▶ **OBJECTIVE**
Set the pictures aside and set down only the lines from the line holding "Serialize everything readable" through the end of the entries below, ends included.

+++ EXTRACTED RECORDS +++

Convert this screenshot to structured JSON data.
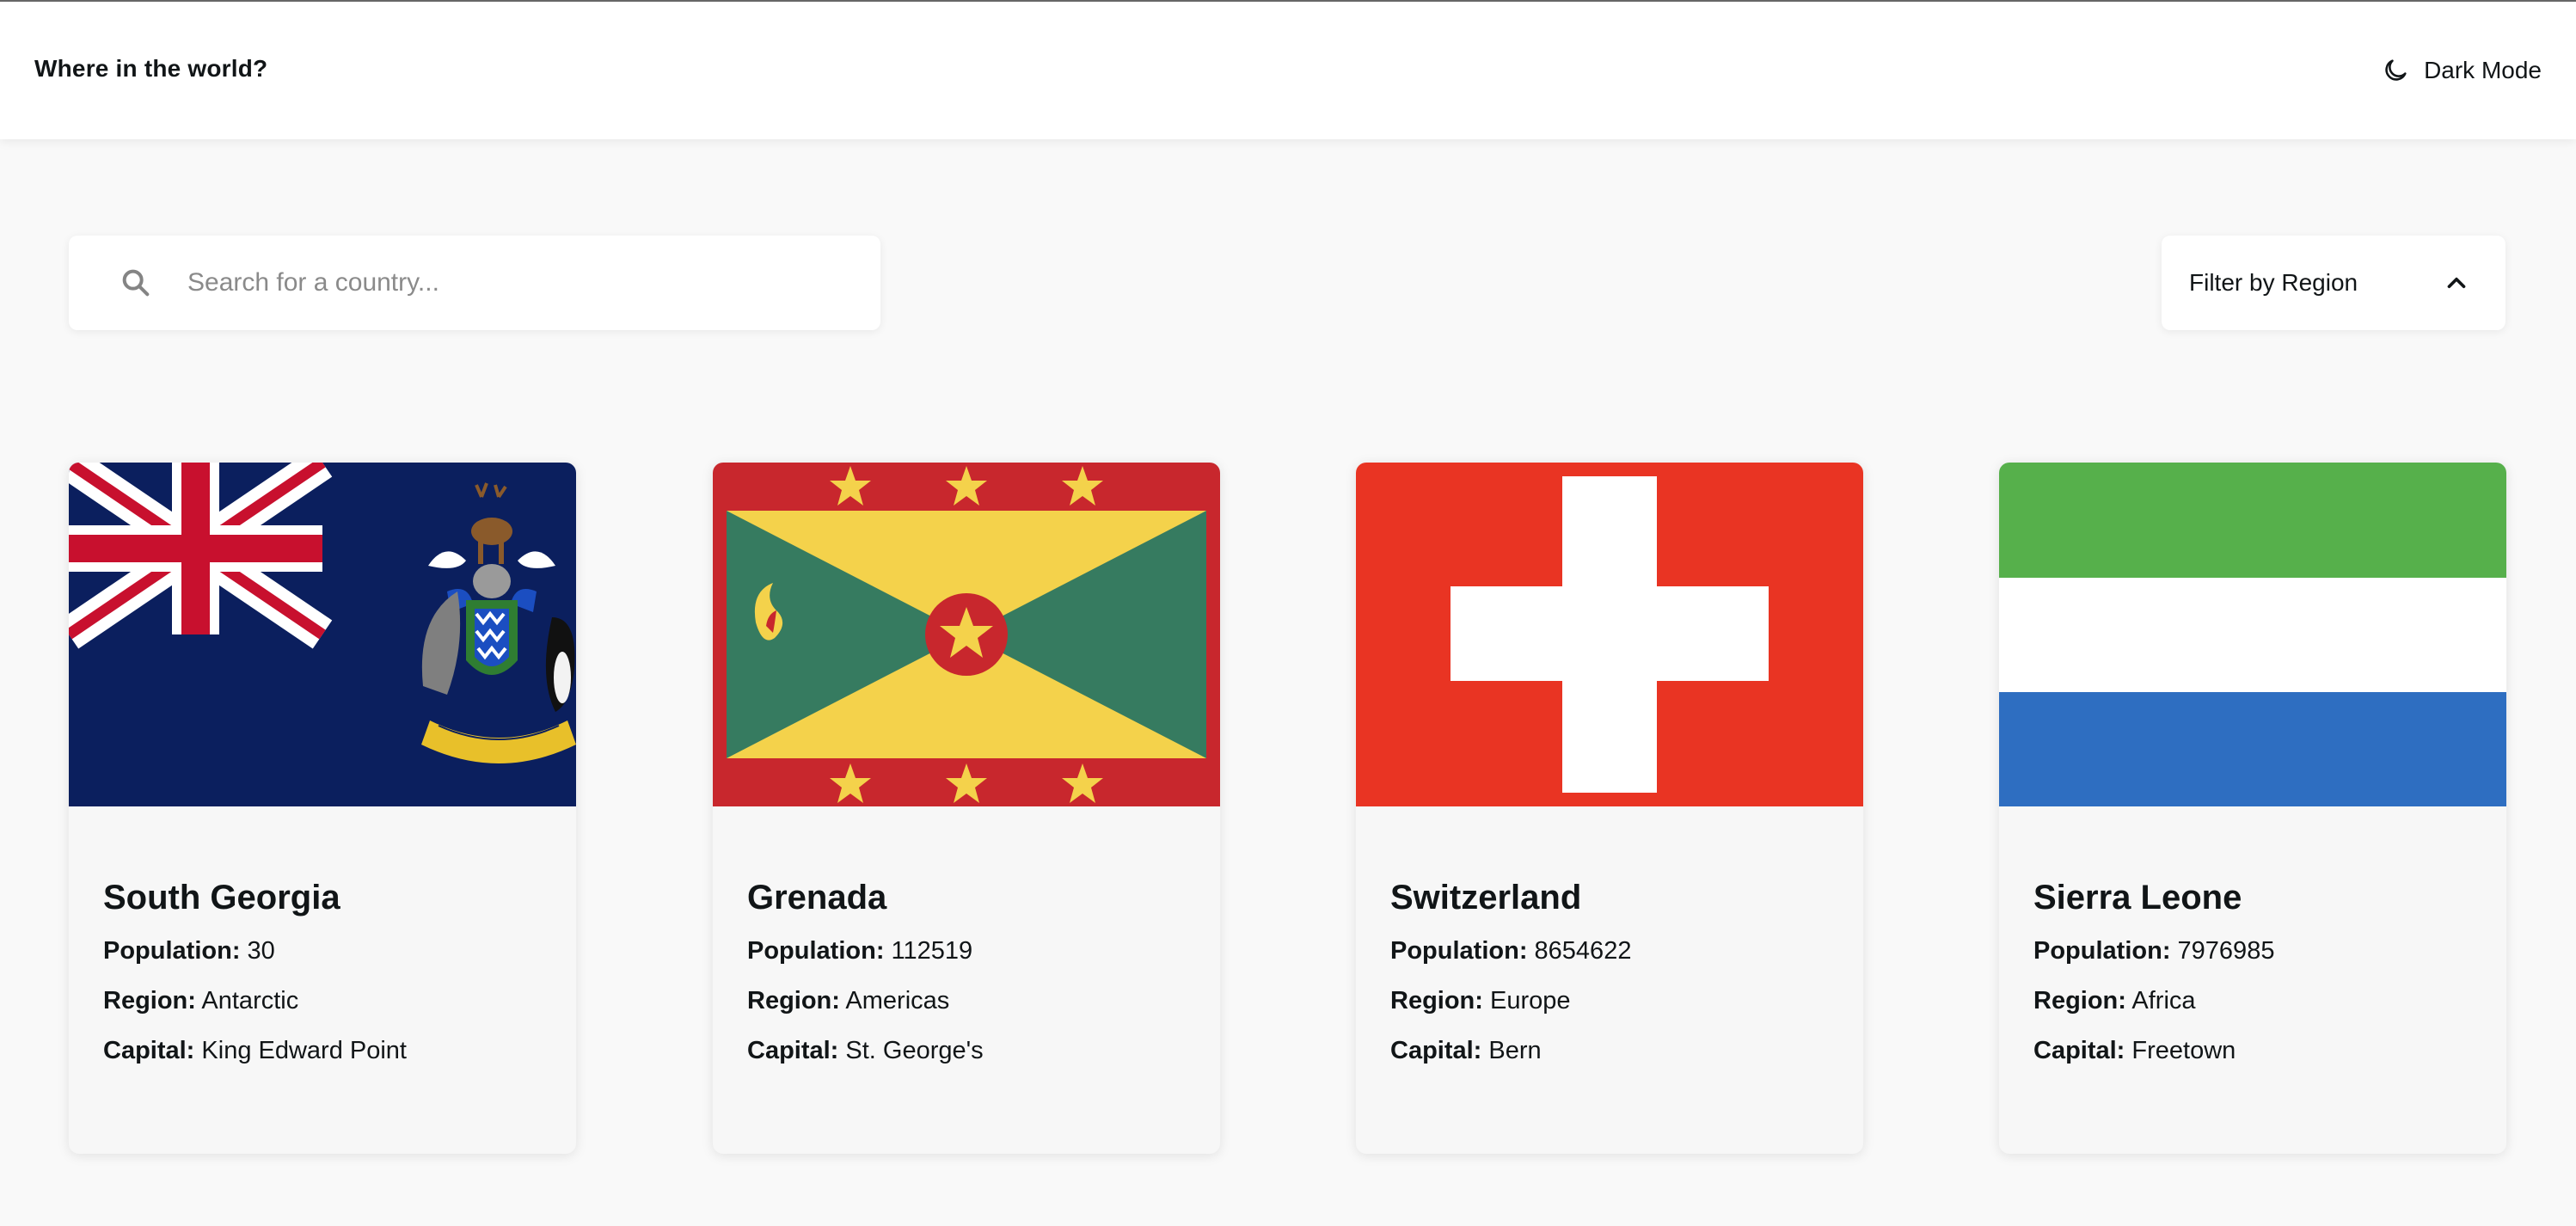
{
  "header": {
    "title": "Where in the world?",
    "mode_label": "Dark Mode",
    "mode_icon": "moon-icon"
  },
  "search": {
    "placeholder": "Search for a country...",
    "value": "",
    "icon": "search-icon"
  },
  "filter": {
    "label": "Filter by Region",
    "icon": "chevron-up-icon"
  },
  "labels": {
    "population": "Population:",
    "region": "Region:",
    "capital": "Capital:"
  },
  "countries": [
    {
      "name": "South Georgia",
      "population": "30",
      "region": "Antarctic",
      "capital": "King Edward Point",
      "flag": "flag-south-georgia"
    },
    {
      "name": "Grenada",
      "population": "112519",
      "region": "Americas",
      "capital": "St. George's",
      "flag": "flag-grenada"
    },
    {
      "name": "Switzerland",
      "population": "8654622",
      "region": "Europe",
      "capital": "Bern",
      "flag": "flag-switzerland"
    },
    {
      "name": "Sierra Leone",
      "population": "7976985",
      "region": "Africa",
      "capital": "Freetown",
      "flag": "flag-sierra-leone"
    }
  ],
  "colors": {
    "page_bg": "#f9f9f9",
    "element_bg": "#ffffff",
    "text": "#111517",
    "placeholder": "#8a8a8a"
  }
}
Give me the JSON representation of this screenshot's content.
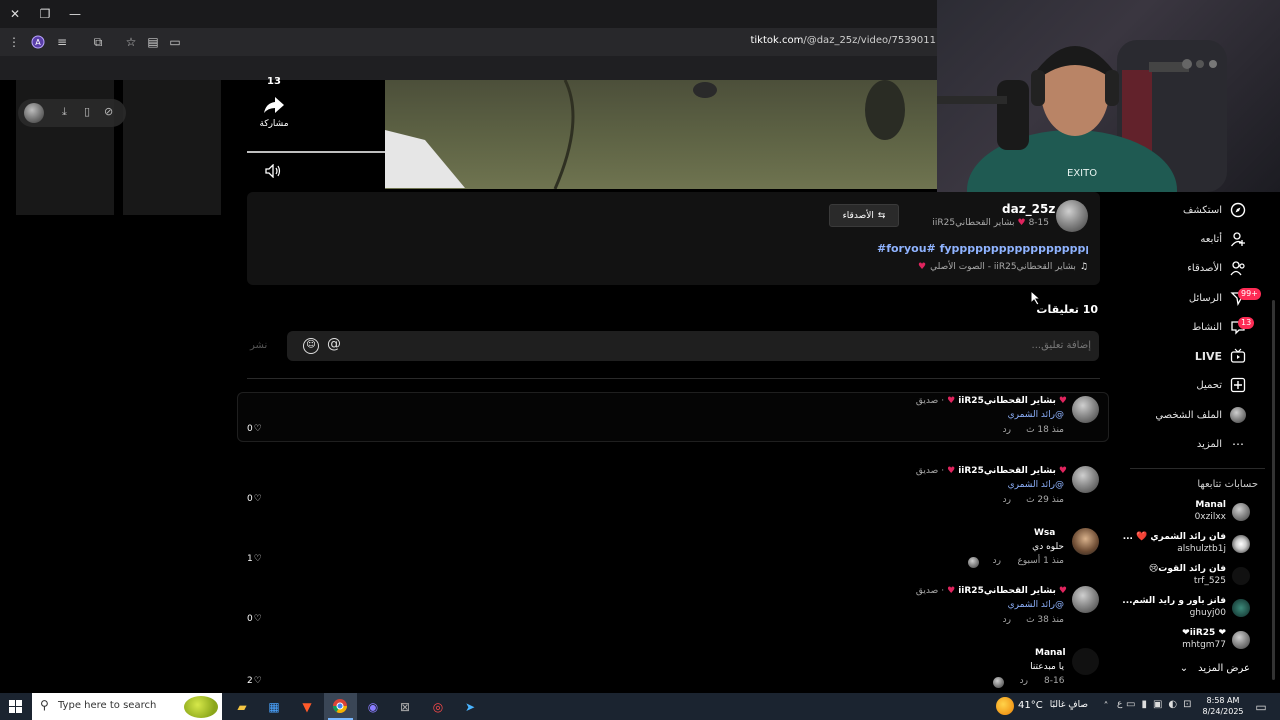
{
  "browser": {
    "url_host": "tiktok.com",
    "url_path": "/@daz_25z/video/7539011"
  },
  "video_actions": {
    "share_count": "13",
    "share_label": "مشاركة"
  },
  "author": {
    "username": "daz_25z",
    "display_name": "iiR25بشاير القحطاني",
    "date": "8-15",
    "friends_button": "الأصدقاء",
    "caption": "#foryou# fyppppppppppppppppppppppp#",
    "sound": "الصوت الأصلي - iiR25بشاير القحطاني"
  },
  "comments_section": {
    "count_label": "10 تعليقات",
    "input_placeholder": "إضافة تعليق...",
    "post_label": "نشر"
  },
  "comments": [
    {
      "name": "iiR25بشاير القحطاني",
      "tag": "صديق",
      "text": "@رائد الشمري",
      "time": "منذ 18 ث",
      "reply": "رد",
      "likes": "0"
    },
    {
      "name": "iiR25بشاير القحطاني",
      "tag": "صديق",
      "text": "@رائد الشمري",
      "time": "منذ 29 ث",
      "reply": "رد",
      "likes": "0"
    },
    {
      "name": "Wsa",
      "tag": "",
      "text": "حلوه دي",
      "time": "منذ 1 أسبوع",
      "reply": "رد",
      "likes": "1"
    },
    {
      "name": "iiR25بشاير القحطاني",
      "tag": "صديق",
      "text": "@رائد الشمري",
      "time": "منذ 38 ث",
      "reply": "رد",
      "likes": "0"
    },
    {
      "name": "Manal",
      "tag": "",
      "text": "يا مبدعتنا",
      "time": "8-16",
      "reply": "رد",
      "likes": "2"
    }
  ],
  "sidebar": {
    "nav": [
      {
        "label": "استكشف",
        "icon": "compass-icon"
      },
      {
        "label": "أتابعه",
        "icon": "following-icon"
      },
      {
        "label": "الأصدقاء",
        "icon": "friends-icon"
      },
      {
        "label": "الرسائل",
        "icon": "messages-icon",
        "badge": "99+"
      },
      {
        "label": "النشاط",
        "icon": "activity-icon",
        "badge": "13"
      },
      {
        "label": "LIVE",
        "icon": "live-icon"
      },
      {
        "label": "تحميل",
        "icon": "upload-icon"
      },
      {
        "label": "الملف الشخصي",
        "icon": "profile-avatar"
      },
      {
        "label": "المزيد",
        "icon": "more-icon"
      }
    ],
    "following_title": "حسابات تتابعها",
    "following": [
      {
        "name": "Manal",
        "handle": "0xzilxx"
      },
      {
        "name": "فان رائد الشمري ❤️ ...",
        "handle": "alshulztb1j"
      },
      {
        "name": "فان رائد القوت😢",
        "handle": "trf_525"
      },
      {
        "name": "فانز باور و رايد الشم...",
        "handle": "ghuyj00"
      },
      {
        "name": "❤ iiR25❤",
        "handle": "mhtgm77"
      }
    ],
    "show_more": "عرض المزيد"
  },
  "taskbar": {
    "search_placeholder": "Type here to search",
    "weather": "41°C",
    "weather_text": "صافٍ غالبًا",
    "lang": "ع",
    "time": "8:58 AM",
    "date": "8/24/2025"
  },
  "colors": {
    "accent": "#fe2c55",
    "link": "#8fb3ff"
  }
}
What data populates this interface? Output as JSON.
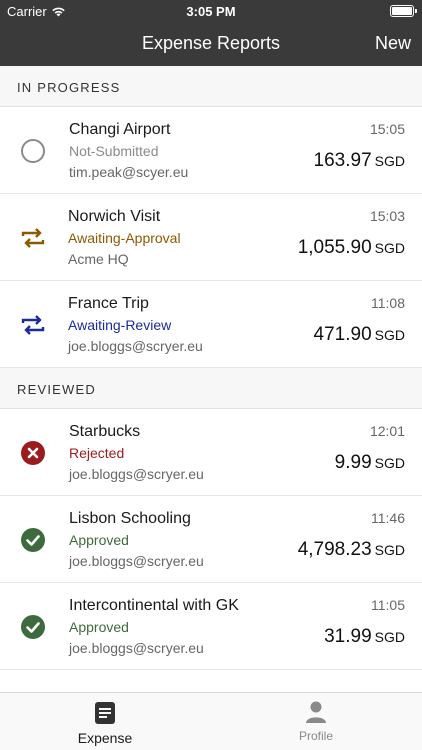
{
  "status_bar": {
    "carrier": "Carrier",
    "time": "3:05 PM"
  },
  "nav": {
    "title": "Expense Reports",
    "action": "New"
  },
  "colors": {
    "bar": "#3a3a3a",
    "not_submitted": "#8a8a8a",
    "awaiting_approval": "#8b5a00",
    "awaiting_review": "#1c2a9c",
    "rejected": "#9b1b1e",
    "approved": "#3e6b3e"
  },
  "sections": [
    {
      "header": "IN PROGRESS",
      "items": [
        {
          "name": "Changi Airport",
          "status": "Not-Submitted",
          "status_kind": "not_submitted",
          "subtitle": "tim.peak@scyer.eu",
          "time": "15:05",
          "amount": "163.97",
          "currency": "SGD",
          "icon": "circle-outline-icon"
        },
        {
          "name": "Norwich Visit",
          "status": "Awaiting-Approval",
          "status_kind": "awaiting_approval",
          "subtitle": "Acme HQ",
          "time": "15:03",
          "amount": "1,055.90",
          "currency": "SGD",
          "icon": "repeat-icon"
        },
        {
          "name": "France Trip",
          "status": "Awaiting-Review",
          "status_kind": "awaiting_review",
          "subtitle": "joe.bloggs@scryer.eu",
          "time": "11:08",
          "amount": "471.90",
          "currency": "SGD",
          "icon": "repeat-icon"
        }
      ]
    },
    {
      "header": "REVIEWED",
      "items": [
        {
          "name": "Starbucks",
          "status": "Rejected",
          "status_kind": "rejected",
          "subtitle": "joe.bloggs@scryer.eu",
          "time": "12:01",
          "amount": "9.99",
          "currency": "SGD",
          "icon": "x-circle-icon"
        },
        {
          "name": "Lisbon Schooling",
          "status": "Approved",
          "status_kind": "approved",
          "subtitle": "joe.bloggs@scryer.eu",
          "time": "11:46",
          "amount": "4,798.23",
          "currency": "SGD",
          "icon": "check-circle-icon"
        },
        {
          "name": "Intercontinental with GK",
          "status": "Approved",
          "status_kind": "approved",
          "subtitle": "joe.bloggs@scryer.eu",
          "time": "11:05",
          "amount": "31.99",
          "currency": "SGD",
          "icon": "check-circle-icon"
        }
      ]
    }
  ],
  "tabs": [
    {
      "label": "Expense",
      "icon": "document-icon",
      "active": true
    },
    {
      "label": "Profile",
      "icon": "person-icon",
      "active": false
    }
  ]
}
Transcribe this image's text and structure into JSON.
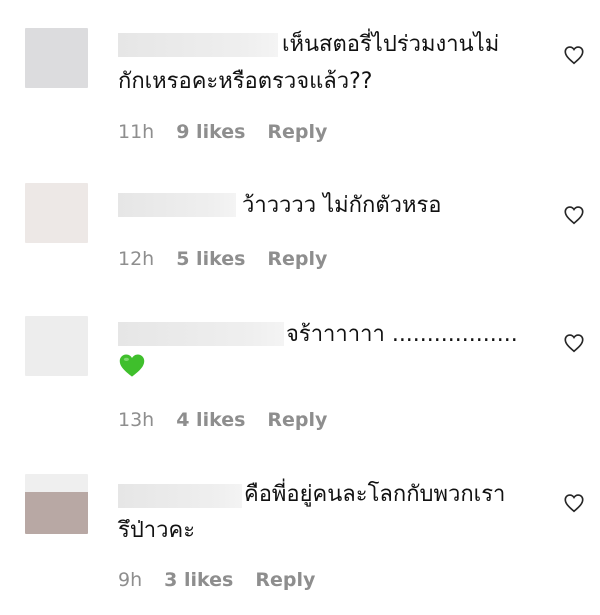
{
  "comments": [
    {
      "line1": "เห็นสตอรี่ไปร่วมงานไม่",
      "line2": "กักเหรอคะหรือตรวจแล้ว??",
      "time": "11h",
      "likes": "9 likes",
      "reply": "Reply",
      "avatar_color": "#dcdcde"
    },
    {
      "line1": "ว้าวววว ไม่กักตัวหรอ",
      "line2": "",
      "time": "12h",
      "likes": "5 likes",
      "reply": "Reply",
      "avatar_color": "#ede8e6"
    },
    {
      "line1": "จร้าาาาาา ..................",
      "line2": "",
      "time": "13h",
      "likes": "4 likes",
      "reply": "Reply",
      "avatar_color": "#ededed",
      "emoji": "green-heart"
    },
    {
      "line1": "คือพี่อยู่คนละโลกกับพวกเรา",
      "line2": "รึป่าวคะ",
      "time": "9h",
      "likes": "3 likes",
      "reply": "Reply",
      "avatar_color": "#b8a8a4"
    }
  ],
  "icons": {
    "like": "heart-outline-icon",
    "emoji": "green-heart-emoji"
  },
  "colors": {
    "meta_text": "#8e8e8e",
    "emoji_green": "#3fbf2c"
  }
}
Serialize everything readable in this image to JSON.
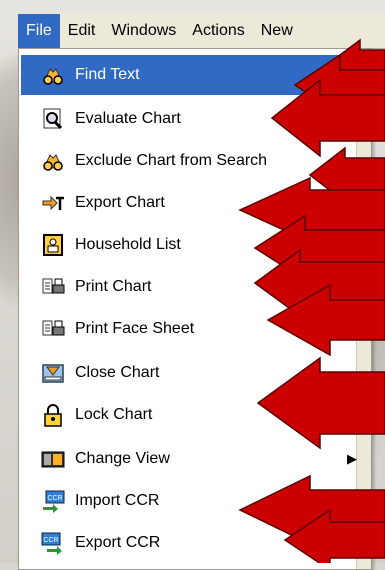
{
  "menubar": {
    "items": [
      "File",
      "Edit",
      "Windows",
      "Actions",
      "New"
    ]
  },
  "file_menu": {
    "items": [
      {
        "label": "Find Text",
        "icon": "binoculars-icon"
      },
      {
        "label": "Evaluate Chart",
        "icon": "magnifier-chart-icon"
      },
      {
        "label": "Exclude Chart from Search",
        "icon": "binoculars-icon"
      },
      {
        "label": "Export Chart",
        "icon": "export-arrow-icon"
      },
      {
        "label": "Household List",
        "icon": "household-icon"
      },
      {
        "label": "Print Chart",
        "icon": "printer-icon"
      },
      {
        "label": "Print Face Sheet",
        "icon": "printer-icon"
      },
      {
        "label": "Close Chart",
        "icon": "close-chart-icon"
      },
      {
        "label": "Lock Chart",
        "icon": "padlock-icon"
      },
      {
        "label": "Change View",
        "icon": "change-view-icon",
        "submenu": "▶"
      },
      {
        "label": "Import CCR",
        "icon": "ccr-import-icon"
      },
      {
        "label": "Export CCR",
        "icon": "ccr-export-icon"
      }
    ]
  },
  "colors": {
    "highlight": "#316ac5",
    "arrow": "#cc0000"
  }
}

+++

▶ **RESULT**
Serialize everything readable in this image to JSON.
{
  "menubar": {
    "items": [
      "File",
      "Edit",
      "Windows",
      "Actions",
      "New"
    ]
  },
  "file_menu": {
    "items": [
      {
        "label": "Find Text",
        "icon": "binoculars-icon"
      },
      {
        "label": "Evaluate Chart",
        "icon": "magnifier-chart-icon"
      },
      {
        "label": "Exclude Chart from Search",
        "icon": "binoculars-icon"
      },
      {
        "label": "Export Chart",
        "icon": "export-arrow-icon"
      },
      {
        "label": "Household List",
        "icon": "household-icon"
      },
      {
        "label": "Print Chart",
        "icon": "printer-icon"
      },
      {
        "label": "Print Face Sheet",
        "icon": "printer-icon"
      },
      {
        "label": "Close Chart",
        "icon": "close-chart-icon"
      },
      {
        "label": "Lock Chart",
        "icon": "padlock-icon"
      },
      {
        "label": "Change View",
        "icon": "change-view-icon",
        "submenu": "▶"
      },
      {
        "label": "Import CCR",
        "icon": "ccr-import-icon"
      },
      {
        "label": "Export CCR",
        "icon": "ccr-export-icon"
      }
    ]
  },
  "colors": {
    "highlight": "#316ac5",
    "arrow": "#cc0000"
  }
}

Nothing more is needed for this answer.